EXERCISE DIRECTIONS:
Return the records that follow, matching each one exactly.

EXCERPTED DATA:
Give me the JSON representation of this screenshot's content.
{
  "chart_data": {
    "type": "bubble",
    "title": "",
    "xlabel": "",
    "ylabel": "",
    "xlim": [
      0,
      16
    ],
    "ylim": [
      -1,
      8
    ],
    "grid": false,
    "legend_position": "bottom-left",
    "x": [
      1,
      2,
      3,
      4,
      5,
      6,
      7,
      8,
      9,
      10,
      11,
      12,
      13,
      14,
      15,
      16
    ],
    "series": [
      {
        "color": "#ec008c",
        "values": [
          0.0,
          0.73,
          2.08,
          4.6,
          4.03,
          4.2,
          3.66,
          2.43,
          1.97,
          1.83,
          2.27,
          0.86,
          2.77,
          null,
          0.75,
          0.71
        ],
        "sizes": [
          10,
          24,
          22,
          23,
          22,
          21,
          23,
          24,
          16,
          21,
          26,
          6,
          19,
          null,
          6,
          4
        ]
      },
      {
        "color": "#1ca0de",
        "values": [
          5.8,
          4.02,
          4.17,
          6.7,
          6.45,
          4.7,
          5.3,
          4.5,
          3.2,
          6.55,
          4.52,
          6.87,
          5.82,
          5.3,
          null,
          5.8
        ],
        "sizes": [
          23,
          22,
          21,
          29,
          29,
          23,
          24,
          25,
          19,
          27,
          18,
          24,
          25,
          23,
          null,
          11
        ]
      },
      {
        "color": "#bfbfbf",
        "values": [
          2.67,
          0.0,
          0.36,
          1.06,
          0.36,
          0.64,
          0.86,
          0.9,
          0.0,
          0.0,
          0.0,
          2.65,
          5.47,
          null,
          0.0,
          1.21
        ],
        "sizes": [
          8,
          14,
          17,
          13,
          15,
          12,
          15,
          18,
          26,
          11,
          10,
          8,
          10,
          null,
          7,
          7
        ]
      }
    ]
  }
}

SOLUTION:
Give me the JSON representation of this screenshot's content.
{
  "chart_data": {
    "type": "bubble",
    "title": "",
    "xlabel": "",
    "ylabel": "",
    "xlim": [
      0,
      16
    ],
    "ylim": [
      -1,
      8
    ],
    "grid": false,
    "legend_position": "bottom-left",
    "x": [
      1,
      2,
      3,
      4,
      5,
      6,
      7,
      8,
      9,
      10,
      11,
      12,
      13,
      14,
      15,
      16
    ],
    "series": [
      {
        "color": "#ec008c",
        "values": [
          0.0,
          0.73,
          2.08,
          4.6,
          4.03,
          4.2,
          3.66,
          2.43,
          1.97,
          1.83,
          2.27,
          0.86,
          2.77,
          null,
          0.75,
          0.71
        ],
        "sizes": [
          10,
          24,
          22,
          23,
          22,
          21,
          23,
          24,
          16,
          21,
          26,
          6,
          19,
          null,
          6,
          4
        ]
      },
      {
        "color": "#1ca0de",
        "values": [
          5.8,
          4.02,
          4.17,
          6.7,
          6.45,
          4.7,
          5.3,
          4.5,
          3.2,
          6.55,
          4.52,
          6.87,
          5.82,
          5.3,
          null,
          5.8
        ],
        "sizes": [
          23,
          22,
          21,
          29,
          29,
          23,
          24,
          25,
          19,
          27,
          18,
          24,
          25,
          23,
          null,
          11
        ]
      },
      {
        "color": "#bfbfbf",
        "values": [
          2.67,
          0.0,
          0.36,
          1.06,
          0.36,
          0.64,
          0.86,
          0.9,
          0.0,
          0.0,
          0.0,
          2.65,
          5.47,
          null,
          0.0,
          1.21
        ],
        "sizes": [
          8,
          14,
          17,
          13,
          15,
          12,
          15,
          18,
          26,
          11,
          10,
          8,
          10,
          null,
          7,
          7
        ]
      }
    ]
  }
}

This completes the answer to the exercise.